REQUIREMENTS
Give every line back verbatim, dropping all images.

Stored data
-- Start --

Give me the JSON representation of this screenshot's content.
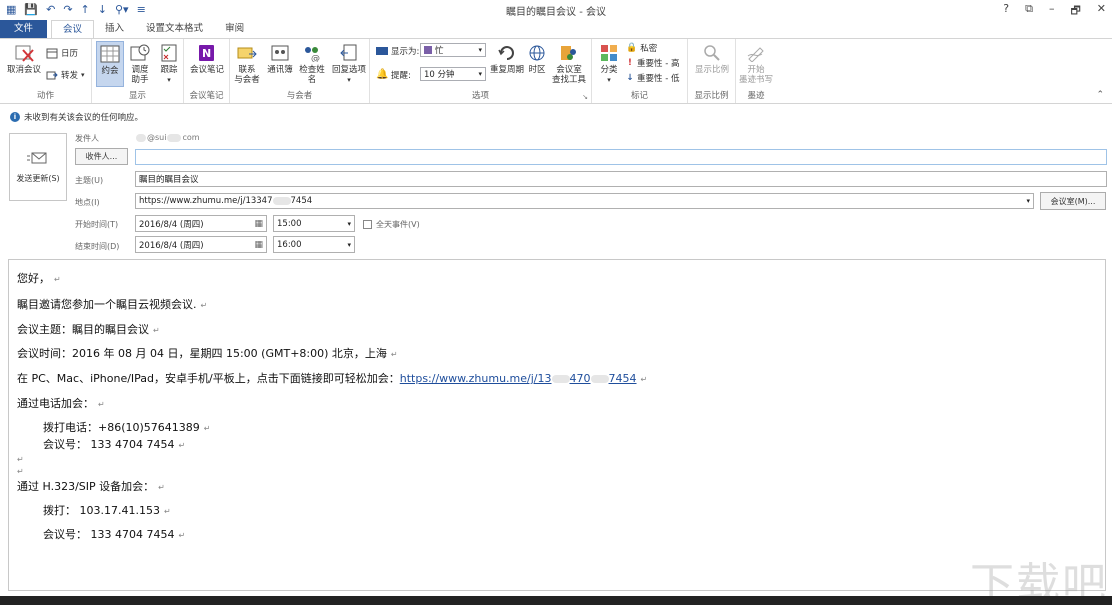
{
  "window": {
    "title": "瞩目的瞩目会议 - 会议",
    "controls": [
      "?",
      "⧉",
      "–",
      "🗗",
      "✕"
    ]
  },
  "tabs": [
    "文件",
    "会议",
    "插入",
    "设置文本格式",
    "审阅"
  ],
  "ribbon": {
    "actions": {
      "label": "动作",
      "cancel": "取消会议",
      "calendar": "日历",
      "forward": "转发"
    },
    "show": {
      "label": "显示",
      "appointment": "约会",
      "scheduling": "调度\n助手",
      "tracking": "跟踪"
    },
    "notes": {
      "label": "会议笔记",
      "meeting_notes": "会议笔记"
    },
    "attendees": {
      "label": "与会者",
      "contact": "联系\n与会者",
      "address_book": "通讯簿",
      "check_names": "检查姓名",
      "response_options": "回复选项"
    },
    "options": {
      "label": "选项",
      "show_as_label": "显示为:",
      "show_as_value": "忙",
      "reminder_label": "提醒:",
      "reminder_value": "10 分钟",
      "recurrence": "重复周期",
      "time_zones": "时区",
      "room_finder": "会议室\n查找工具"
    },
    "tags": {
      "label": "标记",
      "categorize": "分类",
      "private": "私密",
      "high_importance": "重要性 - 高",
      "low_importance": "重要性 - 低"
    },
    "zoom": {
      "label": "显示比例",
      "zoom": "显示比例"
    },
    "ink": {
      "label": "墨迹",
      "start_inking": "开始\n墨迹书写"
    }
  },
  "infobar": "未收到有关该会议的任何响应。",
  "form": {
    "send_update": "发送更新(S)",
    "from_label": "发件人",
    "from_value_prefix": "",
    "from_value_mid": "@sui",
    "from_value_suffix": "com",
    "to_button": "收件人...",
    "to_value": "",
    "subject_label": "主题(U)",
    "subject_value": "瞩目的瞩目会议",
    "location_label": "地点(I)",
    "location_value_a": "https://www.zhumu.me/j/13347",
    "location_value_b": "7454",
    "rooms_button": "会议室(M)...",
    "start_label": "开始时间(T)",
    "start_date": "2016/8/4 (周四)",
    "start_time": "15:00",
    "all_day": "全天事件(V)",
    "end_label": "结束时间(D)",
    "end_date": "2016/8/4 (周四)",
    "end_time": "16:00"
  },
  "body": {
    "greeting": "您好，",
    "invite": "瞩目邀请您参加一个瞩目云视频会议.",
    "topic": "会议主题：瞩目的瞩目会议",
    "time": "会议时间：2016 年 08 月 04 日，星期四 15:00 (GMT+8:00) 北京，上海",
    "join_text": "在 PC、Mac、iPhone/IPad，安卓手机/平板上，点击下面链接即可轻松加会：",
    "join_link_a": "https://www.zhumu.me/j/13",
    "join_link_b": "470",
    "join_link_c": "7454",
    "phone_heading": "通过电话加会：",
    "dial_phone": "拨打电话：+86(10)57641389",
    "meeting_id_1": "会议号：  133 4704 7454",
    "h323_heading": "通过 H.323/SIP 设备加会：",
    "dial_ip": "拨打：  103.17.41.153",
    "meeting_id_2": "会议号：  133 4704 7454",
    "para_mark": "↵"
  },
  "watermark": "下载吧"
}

-- End --

TASK SOLUTION
Give me the JSON representation of this screenshot's content.
{
  "window": {
    "title": "瞩目的瞩目会议 - 会议",
    "controls": [
      "?",
      "⧉",
      "–",
      "🗗",
      "✕"
    ]
  },
  "tabs": [
    "文件",
    "会议",
    "插入",
    "设置文本格式",
    "审阅"
  ],
  "ribbon": {
    "actions": {
      "label": "动作",
      "cancel": "取消会议",
      "calendar": "日历",
      "forward": "转发"
    },
    "show": {
      "label": "显示",
      "appointment": "约会",
      "scheduling": "调度\n助手",
      "tracking": "跟踪"
    },
    "notes": {
      "label": "会议笔记",
      "meeting_notes": "会议笔记"
    },
    "attendees": {
      "label": "与会者",
      "contact": "联系\n与会者",
      "address_book": "通讯簿",
      "check_names": "检查姓名",
      "response_options": "回复选项"
    },
    "options": {
      "label": "选项",
      "show_as_label": "显示为:",
      "show_as_value": "忙",
      "reminder_label": "提醒:",
      "reminder_value": "10 分钟",
      "recurrence": "重复周期",
      "time_zones": "时区",
      "room_finder": "会议室\n查找工具"
    },
    "tags": {
      "label": "标记",
      "categorize": "分类",
      "private": "私密",
      "high_importance": "重要性 - 高",
      "low_importance": "重要性 - 低"
    },
    "zoom": {
      "label": "显示比例",
      "zoom": "显示比例"
    },
    "ink": {
      "label": "墨迹",
      "start_inking": "开始\n墨迹书写"
    }
  },
  "infobar": "未收到有关该会议的任何响应。",
  "form": {
    "send_update": "发送更新(S)",
    "from_label": "发件人",
    "from_value_prefix": "",
    "from_value_mid": "@sui",
    "from_value_suffix": "com",
    "to_button": "收件人...",
    "to_value": "",
    "subject_label": "主题(U)",
    "subject_value": "瞩目的瞩目会议",
    "location_label": "地点(I)",
    "location_value_a": "https://www.zhumu.me/j/13347",
    "location_value_b": "7454",
    "rooms_button": "会议室(M)...",
    "start_label": "开始时间(T)",
    "start_date": "2016/8/4 (周四)",
    "start_time": "15:00",
    "all_day": "全天事件(V)",
    "end_label": "结束时间(D)",
    "end_date": "2016/8/4 (周四)",
    "end_time": "16:00"
  },
  "body": {
    "greeting": "您好，",
    "invite": "瞩目邀请您参加一个瞩目云视频会议.",
    "topic": "会议主题：瞩目的瞩目会议",
    "time": "会议时间：2016 年 08 月 04 日，星期四 15:00 (GMT+8:00) 北京，上海",
    "join_text": "在 PC、Mac、iPhone/IPad，安卓手机/平板上，点击下面链接即可轻松加会：",
    "join_link_a": "https://www.zhumu.me/j/13",
    "join_link_b": "470",
    "join_link_c": "7454",
    "phone_heading": "通过电话加会：",
    "dial_phone": "拨打电话：+86(10)57641389",
    "meeting_id_1": "会议号：  133 4704 7454",
    "h323_heading": "通过 H.323/SIP 设备加会：",
    "dial_ip": "拨打：  103.17.41.153",
    "meeting_id_2": "会议号：  133 4704 7454",
    "para_mark": "↵"
  },
  "watermark": "下载吧"
}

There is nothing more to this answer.